— START OF GIVEN RECORDS —

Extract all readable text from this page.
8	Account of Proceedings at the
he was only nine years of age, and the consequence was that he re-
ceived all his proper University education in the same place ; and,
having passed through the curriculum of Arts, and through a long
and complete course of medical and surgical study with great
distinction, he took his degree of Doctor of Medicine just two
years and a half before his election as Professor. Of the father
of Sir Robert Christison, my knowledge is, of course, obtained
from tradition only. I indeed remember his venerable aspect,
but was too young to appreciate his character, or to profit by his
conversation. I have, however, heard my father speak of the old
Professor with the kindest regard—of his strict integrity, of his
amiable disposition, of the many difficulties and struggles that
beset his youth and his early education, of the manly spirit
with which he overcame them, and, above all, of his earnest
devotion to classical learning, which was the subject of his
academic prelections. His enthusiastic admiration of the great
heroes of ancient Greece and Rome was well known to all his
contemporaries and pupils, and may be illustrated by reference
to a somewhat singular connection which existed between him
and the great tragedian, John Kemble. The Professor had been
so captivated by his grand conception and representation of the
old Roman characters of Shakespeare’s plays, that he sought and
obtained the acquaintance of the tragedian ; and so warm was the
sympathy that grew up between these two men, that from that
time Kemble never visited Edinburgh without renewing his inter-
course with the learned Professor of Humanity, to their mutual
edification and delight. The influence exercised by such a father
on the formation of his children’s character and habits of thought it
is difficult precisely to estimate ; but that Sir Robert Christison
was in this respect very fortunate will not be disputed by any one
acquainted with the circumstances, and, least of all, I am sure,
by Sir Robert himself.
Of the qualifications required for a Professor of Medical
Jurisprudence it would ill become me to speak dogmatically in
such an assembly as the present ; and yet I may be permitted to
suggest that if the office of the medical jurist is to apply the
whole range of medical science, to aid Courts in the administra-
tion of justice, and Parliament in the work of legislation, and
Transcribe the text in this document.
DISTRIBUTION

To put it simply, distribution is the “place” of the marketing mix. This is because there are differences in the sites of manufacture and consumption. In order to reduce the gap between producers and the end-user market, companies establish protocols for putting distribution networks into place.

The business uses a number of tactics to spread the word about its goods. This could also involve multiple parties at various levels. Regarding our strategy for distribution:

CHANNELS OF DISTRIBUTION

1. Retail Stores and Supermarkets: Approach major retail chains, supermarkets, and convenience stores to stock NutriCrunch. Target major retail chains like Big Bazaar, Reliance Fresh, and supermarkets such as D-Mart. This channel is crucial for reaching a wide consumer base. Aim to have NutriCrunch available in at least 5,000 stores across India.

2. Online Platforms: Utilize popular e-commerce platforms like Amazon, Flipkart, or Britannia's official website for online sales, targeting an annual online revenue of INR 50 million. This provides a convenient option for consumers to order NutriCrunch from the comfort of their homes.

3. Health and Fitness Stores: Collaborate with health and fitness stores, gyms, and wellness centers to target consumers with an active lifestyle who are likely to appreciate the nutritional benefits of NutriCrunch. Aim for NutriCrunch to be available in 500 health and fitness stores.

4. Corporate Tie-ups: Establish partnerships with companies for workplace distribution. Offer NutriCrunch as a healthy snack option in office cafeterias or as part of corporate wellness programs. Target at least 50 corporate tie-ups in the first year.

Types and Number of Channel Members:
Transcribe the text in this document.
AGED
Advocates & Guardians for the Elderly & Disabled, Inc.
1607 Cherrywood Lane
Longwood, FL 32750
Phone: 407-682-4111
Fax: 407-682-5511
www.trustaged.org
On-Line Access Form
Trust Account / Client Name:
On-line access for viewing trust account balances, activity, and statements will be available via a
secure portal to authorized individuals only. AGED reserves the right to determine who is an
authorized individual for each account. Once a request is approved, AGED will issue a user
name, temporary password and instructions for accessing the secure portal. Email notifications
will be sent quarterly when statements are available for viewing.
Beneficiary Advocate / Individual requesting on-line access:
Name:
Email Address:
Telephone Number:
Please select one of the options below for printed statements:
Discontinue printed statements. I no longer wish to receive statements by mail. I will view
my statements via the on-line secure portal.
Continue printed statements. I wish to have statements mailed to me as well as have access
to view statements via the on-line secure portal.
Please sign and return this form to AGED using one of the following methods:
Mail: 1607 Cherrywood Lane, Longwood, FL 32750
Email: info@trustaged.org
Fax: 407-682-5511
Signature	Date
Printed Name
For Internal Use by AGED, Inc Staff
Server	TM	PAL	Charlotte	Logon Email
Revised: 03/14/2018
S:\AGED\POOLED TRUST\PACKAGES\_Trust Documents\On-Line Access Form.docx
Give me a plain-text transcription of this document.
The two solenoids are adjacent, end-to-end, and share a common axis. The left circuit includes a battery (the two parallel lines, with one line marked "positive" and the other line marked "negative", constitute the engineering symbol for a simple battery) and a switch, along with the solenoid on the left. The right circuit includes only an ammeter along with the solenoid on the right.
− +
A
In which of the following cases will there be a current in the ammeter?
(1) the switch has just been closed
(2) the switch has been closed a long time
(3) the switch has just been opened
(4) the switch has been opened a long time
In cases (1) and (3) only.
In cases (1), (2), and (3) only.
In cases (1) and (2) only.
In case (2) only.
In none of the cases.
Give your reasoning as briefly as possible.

— END OF GIVEN RECORDS —

* _TASK DESCRIPTION_
Reproduce each record exactly as it appears.

* _WRITTEN SOLUTION_
Extract all readable text from this page.
8	Account of Proceedings at the
he was only nine years of age, and the consequence was that he re-
ceived all his proper University education in the same place ; and,
having passed through the curriculum of Arts, and through a long
and complete course of medical and surgical study with great
distinction, he took his degree of Doctor of Medicine just two
years and a half before his election as Professor. Of the father
of Sir Robert Christison, my knowledge is, of course, obtained
from tradition only. I indeed remember his venerable aspect,
but was too young to appreciate his character, or to profit by his
conversation. I have, however, heard my father speak of the old
Professor with the kindest regard—of his strict integrity, of his
amiable disposition, of the many difficulties and struggles that
beset his youth and his early education, of the manly spirit
with which he overcame them, and, above all, of his earnest
devotion to classical learning, which was the subject of his
academic prelections. His enthusiastic admiration of the great
heroes of ancient Greece and Rome was well known to all his
contemporaries and pupils, and may be illustrated by reference
to a somewhat singular connection which existed between him
and the great tragedian, John Kemble. The Professor had been
so captivated by his grand conception and representation of the
old Roman characters of Shakespeare’s plays, that he sought and
obtained the acquaintance of the tragedian ; and so warm was the
sympathy that grew up between these two men, that from that
time Kemble never visited Edinburgh without renewing his inter-
course with the learned Professor of Humanity, to their mutual
edification and delight. The influence exercised by such a father
on the formation of his children’s character and habits of thought it
is difficult precisely to estimate ; but that Sir Robert Christison
was in this respect very fortunate will not be disputed by any one
acquainted with the circumstances, and, least of all, I am sure,
by Sir Robert himself.
Of the qualifications required for a Professor of Medical
Jurisprudence it would ill become me to speak dogmatically in
such an assembly as the present ; and yet I may be permitted to
suggest that if the office of the medical jurist is to apply the
whole range of medical science, to aid Courts in the administra-
tion of justice, and Parliament in the work of legislation, and
Transcribe the text in this document.
DISTRIBUTION

To put it simply, distribution is the “place” of the marketing mix. This is because there are differences in the sites of manufacture and consumption. In order to reduce the gap between producers and the end-user market, companies establish protocols for putting distribution networks into place.

The business uses a number of tactics to spread the word about its goods. This could also involve multiple parties at various levels. Regarding our strategy for distribution:

CHANNELS OF DISTRIBUTION

1. Retail Stores and Supermarkets: Approach major retail chains, supermarkets, and convenience stores to stock NutriCrunch. Target major retail chains like Big Bazaar, Reliance Fresh, and supermarkets such as D-Mart. This channel is crucial for reaching a wide consumer base. Aim to have NutriCrunch available in at least 5,000 stores across India.

2. Online Platforms: Utilize popular e-commerce platforms like Amazon, Flipkart, or Britannia's official website for online sales, targeting an annual online revenue of INR 50 million. This provides a convenient option for consumers to order NutriCrunch from the comfort of their homes.

3. Health and Fitness Stores: Collaborate with health and fitness stores, gyms, and wellness centers to target consumers with an active lifestyle who are likely to appreciate the nutritional benefits of NutriCrunch. Aim for NutriCrunch to be available in 500 health and fitness stores.

4. Corporate Tie-ups: Establish partnerships with companies for workplace distribution. Offer NutriCrunch as a healthy snack option in office cafeterias or as part of corporate wellness programs. Target at least 50 corporate tie-ups in the first year.

Types and Number of Channel Members:
Transcribe the text in this document.
AGED
Advocates & Guardians for the Elderly & Disabled, Inc.
1607 Cherrywood Lane
Longwood, FL 32750
Phone: 407-682-4111
Fax: 407-682-5511
www.trustaged.org
On-Line Access Form
Trust Account / Client Name:
On-line access for viewing trust account balances, activity, and statements will be available via a
secure portal to authorized individuals only. AGED reserves the right to determine who is an
authorized individual for each account. Once a request is approved, AGED will issue a user
name, temporary password and instructions for accessing the secure portal. Email notifications
will be sent quarterly when statements are available for viewing.
Beneficiary Advocate / Individual requesting on-line access:
Name:
Email Address:
Telephone Number:
Please select one of the options below for printed statements:
Discontinue printed statements. I no longer wish to receive statements by mail. I will view
my statements via the on-line secure portal.
Continue printed statements. I wish to have statements mailed to me as well as have access
to view statements via the on-line secure portal.
Please sign and return this form to AGED using one of the following methods:
Mail: 1607 Cherrywood Lane, Longwood, FL 32750
Email: info@trustaged.org
Fax: 407-682-5511
Signature	Date
Printed Name
For Internal Use by AGED, Inc Staff
Server	TM	PAL	Charlotte	Logon Email
Revised: 03/14/2018
S:\AGED\POOLED TRUST\PACKAGES\_Trust Documents\On-Line Access Form.docx
Give me a plain-text transcription of this document.
The two solenoids are adjacent, end-to-end, and share a common axis. The left circuit includes a battery (the two parallel lines, with one line marked "positive" and the other line marked "negative", constitute the engineering symbol for a simple battery) and a switch, along with the solenoid on the left. The right circuit includes only an ammeter along with the solenoid on the right.
− +
A
In which of the following cases will there be a current in the ammeter?
(1) the switch has just been closed
(2) the switch has been closed a long time
(3) the switch has just been opened
(4) the switch has been opened a long time
In cases (1) and (3) only.
In cases (1), (2), and (3) only.
In cases (1) and (2) only.
In case (2) only.
In none of the cases.
Give your reasoning as briefly as possible.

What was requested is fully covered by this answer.